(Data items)
========

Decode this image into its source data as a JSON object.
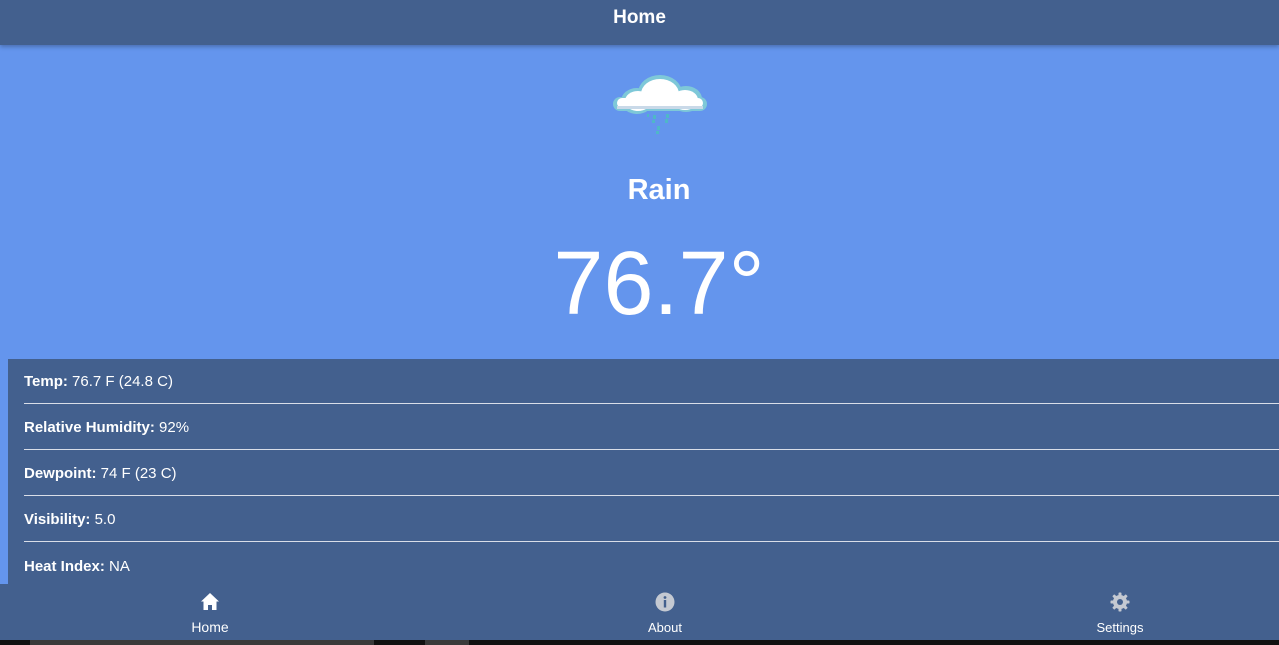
{
  "header": {
    "title": "Home"
  },
  "current": {
    "icon": "rain-cloud-icon",
    "condition": "Rain",
    "temperature": "76.7°"
  },
  "details": [
    {
      "label": "Temp:",
      "value": " 76.7 F (24.8 C)"
    },
    {
      "label": "Relative Humidity:",
      "value": " 92%"
    },
    {
      "label": "Dewpoint:",
      "value": " 74 F (23 C)"
    },
    {
      "label": "Visibility:",
      "value": " 5.0"
    },
    {
      "label": "Heat Index:",
      "value": " NA"
    }
  ],
  "tabs": [
    {
      "label": "Home",
      "icon": "home-icon",
      "active": true
    },
    {
      "label": "About",
      "icon": "info-icon",
      "active": false
    },
    {
      "label": "Settings",
      "icon": "gear-icon",
      "active": false
    }
  ],
  "colors": {
    "background": "#6495ed",
    "bars": "#43608e",
    "text": "#ffffff"
  }
}
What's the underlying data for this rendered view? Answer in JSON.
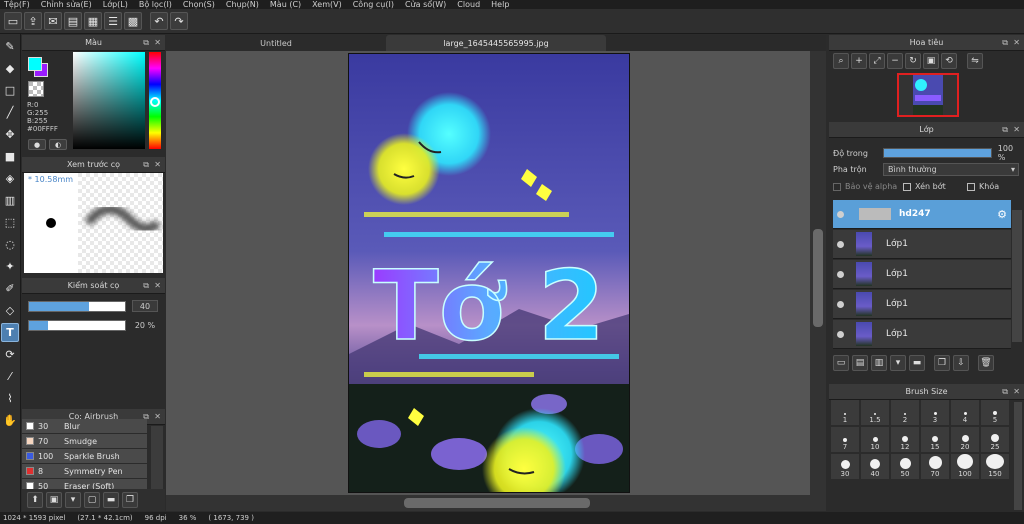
{
  "menu": [
    "Tệp(F)",
    "Chỉnh sửa(E)",
    "Lớp(L)",
    "Bộ lọc(I)",
    "Chọn(S)",
    "Chụp(N)",
    "Màu (C)",
    "Xem(V)",
    "Công cụ(I)",
    "Cửa sổ(W)",
    "Cloud",
    "Help"
  ],
  "tabs": {
    "untitled": "Untitled",
    "image": "large_1645445565995.jpg"
  },
  "color_panel": {
    "title": "Màu",
    "r": "R:0",
    "g": "G:255",
    "b": "B:255",
    "hex": "#00FFFF",
    "fg_color": "#00ffff",
    "bg_color": "#9b1cff"
  },
  "brush_preview": {
    "title": "Xem trước cọ",
    "size": "10.58mm"
  },
  "brush_control": {
    "title": "Kiểm soát cọ",
    "size_value": "40",
    "opacity_value": "20 %",
    "size_fraction": 0.63,
    "opacity_fraction": 0.2
  },
  "brush_list": {
    "title": "Cọ: Airbrush",
    "items": [
      {
        "size": "30",
        "name": "Blur",
        "swatch": "#ffffff"
      },
      {
        "size": "70",
        "name": "Smudge",
        "swatch": "#f6d6c0"
      },
      {
        "size": "100",
        "name": "Sparkle Brush",
        "swatch": "#3a5be0"
      },
      {
        "size": "8",
        "name": "Symmetry Pen",
        "swatch": "#e03030"
      },
      {
        "size": "50",
        "name": "Eraser (Soft)",
        "swatch": "#ffffff"
      }
    ]
  },
  "navigator": {
    "title": "Hoa tiêu"
  },
  "layer_panel": {
    "title": "Lớp",
    "opacity_label": "Độ trong",
    "opacity_value": "100 %",
    "opacity_fraction": 1.0,
    "blend_label": "Pha trộn",
    "blend_value": "Bình thường",
    "protect_alpha": "Bảo vệ alpha",
    "clipping": "Xén bớt",
    "lock": "Khóa",
    "layers": [
      {
        "name": "hd247",
        "selected": true
      },
      {
        "name": "Lớp1",
        "selected": false
      },
      {
        "name": "Lớp1",
        "selected": false
      },
      {
        "name": "Lớp1",
        "selected": false
      },
      {
        "name": "Lớp1",
        "selected": false
      }
    ]
  },
  "brush_size": {
    "title": "Brush Size",
    "sizes": [
      "1",
      "1.5",
      "2",
      "3",
      "4",
      "5",
      "7",
      "10",
      "12",
      "15",
      "20",
      "25",
      "30",
      "40",
      "50",
      "70",
      "100",
      "150"
    ]
  },
  "status": {
    "dims": "1024 * 1593 pixel",
    "phys": "(27.1 * 42.1cm)",
    "dpi": "96 dpi",
    "zoom": "36 %",
    "coords": "( 1673, 739 )"
  },
  "artwork": {
    "text": "Tớ 2"
  }
}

========

WHAT THE EXERCISE ASKS:
Write out the records above exactly as they stand, leaving out every picture.

SOLUTION:
Decode this image into its source data as a JSON object.
{
  "header": {
    "title": "Home"
  },
  "current": {
    "icon": "rain-cloud-icon",
    "condition": "Rain",
    "temperature": "76.7°"
  },
  "details": [
    {
      "label": "Temp:",
      "value": " 76.7 F (24.8 C)"
    },
    {
      "label": "Relative Humidity:",
      "value": " 92%"
    },
    {
      "label": "Dewpoint:",
      "value": " 74 F (23 C)"
    },
    {
      "label": "Visibility:",
      "value": " 5.0"
    },
    {
      "label": "Heat Index:",
      "value": " NA"
    }
  ],
  "tabs": [
    {
      "label": "Home",
      "icon": "home-icon",
      "active": true
    },
    {
      "label": "About",
      "icon": "info-icon",
      "active": false
    },
    {
      "label": "Settings",
      "icon": "gear-icon",
      "active": false
    }
  ],
  "colors": {
    "background": "#6495ed",
    "bars": "#43608e",
    "text": "#ffffff"
  }
}
What's the underlying data for this rendered view? Answer in JSON.
{
  "menu": [
    "Tệp(F)",
    "Chỉnh sửa(E)",
    "Lớp(L)",
    "Bộ lọc(I)",
    "Chọn(S)",
    "Chụp(N)",
    "Màu (C)",
    "Xem(V)",
    "Công cụ(I)",
    "Cửa sổ(W)",
    "Cloud",
    "Help"
  ],
  "tabs": {
    "untitled": "Untitled",
    "image": "large_1645445565995.jpg"
  },
  "color_panel": {
    "title": "Màu",
    "r": "R:0",
    "g": "G:255",
    "b": "B:255",
    "hex": "#00FFFF",
    "fg_color": "#00ffff",
    "bg_color": "#9b1cff"
  },
  "brush_preview": {
    "title": "Xem trước cọ",
    "size": "10.58mm"
  },
  "brush_control": {
    "title": "Kiểm soát cọ",
    "size_value": "40",
    "opacity_value": "20 %",
    "size_fraction": 0.63,
    "opacity_fraction": 0.2
  },
  "brush_list": {
    "title": "Cọ: Airbrush",
    "items": [
      {
        "size": "30",
        "name": "Blur",
        "swatch": "#ffffff"
      },
      {
        "size": "70",
        "name": "Smudge",
        "swatch": "#f6d6c0"
      },
      {
        "size": "100",
        "name": "Sparkle Brush",
        "swatch": "#3a5be0"
      },
      {
        "size": "8",
        "name": "Symmetry Pen",
        "swatch": "#e03030"
      },
      {
        "size": "50",
        "name": "Eraser (Soft)",
        "swatch": "#ffffff"
      }
    ]
  },
  "navigator": {
    "title": "Hoa tiêu"
  },
  "layer_panel": {
    "title": "Lớp",
    "opacity_label": "Độ trong",
    "opacity_value": "100 %",
    "opacity_fraction": 1.0,
    "blend_label": "Pha trộn",
    "blend_value": "Bình thường",
    "protect_alpha": "Bảo vệ alpha",
    "clipping": "Xén bớt",
    "lock": "Khóa",
    "layers": [
      {
        "name": "hd247",
        "selected": true
      },
      {
        "name": "Lớp1",
        "selected": false
      },
      {
        "name": "Lớp1",
        "selected": false
      },
      {
        "name": "Lớp1",
        "selected": false
      },
      {
        "name": "Lớp1",
        "selected": false
      }
    ]
  },
  "brush_size": {
    "title": "Brush Size",
    "sizes": [
      "1",
      "1.5",
      "2",
      "3",
      "4",
      "5",
      "7",
      "10",
      "12",
      "15",
      "20",
      "25",
      "30",
      "40",
      "50",
      "70",
      "100",
      "150"
    ]
  },
  "status": {
    "dims": "1024 * 1593 pixel",
    "phys": "(27.1 * 42.1cm)",
    "dpi": "96 dpi",
    "zoom": "36 %",
    "coords": "( 1673, 739 )"
  },
  "artwork": {
    "text": "Tớ 2"
  }
}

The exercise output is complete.